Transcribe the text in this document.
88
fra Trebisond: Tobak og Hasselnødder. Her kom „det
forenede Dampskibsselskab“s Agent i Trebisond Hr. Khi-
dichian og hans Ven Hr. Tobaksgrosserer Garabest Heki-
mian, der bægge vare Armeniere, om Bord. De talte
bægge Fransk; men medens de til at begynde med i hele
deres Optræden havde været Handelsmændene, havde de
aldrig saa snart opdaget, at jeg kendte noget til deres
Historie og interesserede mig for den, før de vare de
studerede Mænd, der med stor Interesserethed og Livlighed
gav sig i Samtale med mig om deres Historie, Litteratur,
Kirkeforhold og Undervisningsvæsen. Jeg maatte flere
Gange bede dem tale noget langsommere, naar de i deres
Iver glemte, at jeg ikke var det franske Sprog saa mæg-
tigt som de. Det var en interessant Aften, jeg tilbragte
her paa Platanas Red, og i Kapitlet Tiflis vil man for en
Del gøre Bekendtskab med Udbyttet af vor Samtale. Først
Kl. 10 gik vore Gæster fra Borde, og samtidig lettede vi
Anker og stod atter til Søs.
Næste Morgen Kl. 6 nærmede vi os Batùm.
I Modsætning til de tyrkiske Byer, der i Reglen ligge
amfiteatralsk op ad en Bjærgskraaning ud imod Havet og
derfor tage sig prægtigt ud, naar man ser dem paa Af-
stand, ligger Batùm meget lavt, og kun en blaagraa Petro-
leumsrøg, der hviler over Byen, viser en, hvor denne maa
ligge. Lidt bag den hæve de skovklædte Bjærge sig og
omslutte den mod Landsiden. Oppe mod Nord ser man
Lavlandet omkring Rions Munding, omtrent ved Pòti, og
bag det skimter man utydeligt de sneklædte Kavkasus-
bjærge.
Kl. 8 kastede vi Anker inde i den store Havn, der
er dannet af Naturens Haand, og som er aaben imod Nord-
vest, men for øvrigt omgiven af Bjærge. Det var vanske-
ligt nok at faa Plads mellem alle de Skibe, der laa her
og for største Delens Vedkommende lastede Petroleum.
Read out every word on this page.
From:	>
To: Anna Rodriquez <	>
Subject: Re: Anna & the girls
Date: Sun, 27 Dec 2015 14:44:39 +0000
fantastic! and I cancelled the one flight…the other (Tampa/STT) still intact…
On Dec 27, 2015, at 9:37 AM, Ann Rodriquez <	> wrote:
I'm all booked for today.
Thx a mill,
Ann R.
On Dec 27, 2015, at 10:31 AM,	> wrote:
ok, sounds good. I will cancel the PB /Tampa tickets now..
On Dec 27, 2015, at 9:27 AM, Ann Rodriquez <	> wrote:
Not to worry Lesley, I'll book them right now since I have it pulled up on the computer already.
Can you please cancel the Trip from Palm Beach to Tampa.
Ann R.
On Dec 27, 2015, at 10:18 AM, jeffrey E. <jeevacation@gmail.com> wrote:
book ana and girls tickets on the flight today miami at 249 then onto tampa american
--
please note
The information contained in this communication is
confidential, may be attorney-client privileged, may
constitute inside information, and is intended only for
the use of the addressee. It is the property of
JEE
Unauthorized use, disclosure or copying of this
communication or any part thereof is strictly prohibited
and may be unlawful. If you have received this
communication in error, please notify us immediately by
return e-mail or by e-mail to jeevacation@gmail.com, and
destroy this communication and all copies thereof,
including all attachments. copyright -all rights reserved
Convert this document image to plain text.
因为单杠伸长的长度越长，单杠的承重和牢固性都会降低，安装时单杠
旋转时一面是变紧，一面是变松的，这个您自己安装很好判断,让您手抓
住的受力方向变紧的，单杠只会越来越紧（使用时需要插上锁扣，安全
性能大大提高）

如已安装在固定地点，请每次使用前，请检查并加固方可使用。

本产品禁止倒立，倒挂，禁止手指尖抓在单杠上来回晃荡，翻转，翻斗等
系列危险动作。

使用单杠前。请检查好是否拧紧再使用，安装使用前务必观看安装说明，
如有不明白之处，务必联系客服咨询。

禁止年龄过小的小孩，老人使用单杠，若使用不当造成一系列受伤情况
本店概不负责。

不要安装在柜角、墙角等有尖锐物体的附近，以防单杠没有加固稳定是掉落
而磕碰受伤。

***

**Exercise description**
Repeat all the records. Match each line exactly.

**Solution**
Transcribe the text in this document.
88
fra Trebisond: Tobak og Hasselnødder. Her kom „det
forenede Dampskibsselskab“s Agent i Trebisond Hr. Khi-
dichian og hans Ven Hr. Tobaksgrosserer Garabest Heki-
mian, der bægge vare Armeniere, om Bord. De talte
bægge Fransk; men medens de til at begynde med i hele
deres Optræden havde været Handelsmændene, havde de
aldrig saa snart opdaget, at jeg kendte noget til deres
Historie og interesserede mig for den, før de vare de
studerede Mænd, der med stor Interesserethed og Livlighed
gav sig i Samtale med mig om deres Historie, Litteratur,
Kirkeforhold og Undervisningsvæsen. Jeg maatte flere
Gange bede dem tale noget langsommere, naar de i deres
Iver glemte, at jeg ikke var det franske Sprog saa mæg-
tigt som de. Det var en interessant Aften, jeg tilbragte
her paa Platanas Red, og i Kapitlet Tiflis vil man for en
Del gøre Bekendtskab med Udbyttet af vor Samtale. Først
Kl. 10 gik vore Gæster fra Borde, og samtidig lettede vi
Anker og stod atter til Søs.
Næste Morgen Kl. 6 nærmede vi os Batùm.
I Modsætning til de tyrkiske Byer, der i Reglen ligge
amfiteatralsk op ad en Bjærgskraaning ud imod Havet og
derfor tage sig prægtigt ud, naar man ser dem paa Af-
stand, ligger Batùm meget lavt, og kun en blaagraa Petro-
leumsrøg, der hviler over Byen, viser en, hvor denne maa
ligge. Lidt bag den hæve de skovklædte Bjærge sig og
omslutte den mod Landsiden. Oppe mod Nord ser man
Lavlandet omkring Rions Munding, omtrent ved Pòti, og
bag det skimter man utydeligt de sneklædte Kavkasus-
bjærge.
Kl. 8 kastede vi Anker inde i den store Havn, der
er dannet af Naturens Haand, og som er aaben imod Nord-
vest, men for øvrigt omgiven af Bjærge. Det var vanske-
ligt nok at faa Plads mellem alle de Skibe, der laa her
og for største Delens Vedkommende lastede Petroleum.
Read out every word on this page.
From:	>
To: Anna Rodriquez <	>
Subject: Re: Anna & the girls
Date: Sun, 27 Dec 2015 14:44:39 +0000
fantastic! and I cancelled the one flight…the other (Tampa/STT) still intact…
On Dec 27, 2015, at 9:37 AM, Ann Rodriquez <	> wrote:
I'm all booked for today.
Thx a mill,
Ann R.
On Dec 27, 2015, at 10:31 AM,	> wrote:
ok, sounds good. I will cancel the PB /Tampa tickets now..
On Dec 27, 2015, at 9:27 AM, Ann Rodriquez <	> wrote:
Not to worry Lesley, I'll book them right now since I have it pulled up on the computer already.
Can you please cancel the Trip from Palm Beach to Tampa.
Ann R.
On Dec 27, 2015, at 10:18 AM, jeffrey E. <jeevacation@gmail.com> wrote:
book ana and girls tickets on the flight today miami at 249 then onto tampa american
--
please note
The information contained in this communication is
confidential, may be attorney-client privileged, may
constitute inside information, and is intended only for
the use of the addressee. It is the property of
JEE
Unauthorized use, disclosure or copying of this
communication or any part thereof is strictly prohibited
and may be unlawful. If you have received this
communication in error, please notify us immediately by
return e-mail or by e-mail to jeevacation@gmail.com, and
destroy this communication and all copies thereof,
including all attachments. copyright -all rights reserved
Convert this document image to plain text.
因为单杠伸长的长度越长，单杠的承重和牢固性都会降低，安装时单杠
旋转时一面是变紧，一面是变松的，这个您自己安装很好判断,让您手抓
住的受力方向变紧的，单杠只会越来越紧（使用时需要插上锁扣，安全
性能大大提高）

如已安装在固定地点，请每次使用前，请检查并加固方可使用。

本产品禁止倒立，倒挂，禁止手指尖抓在单杠上来回晃荡，翻转，翻斗等
系列危险动作。

使用单杠前。请检查好是否拧紧再使用，安装使用前务必观看安装说明，
如有不明白之处，务必联系客服咨询。

禁止年龄过小的小孩，老人使用单杠，若使用不当造成一系列受伤情况
本店概不负责。

不要安装在柜角、墙角等有尖锐物体的附近，以防单杠没有加固稳定是掉落
而磕碰受伤。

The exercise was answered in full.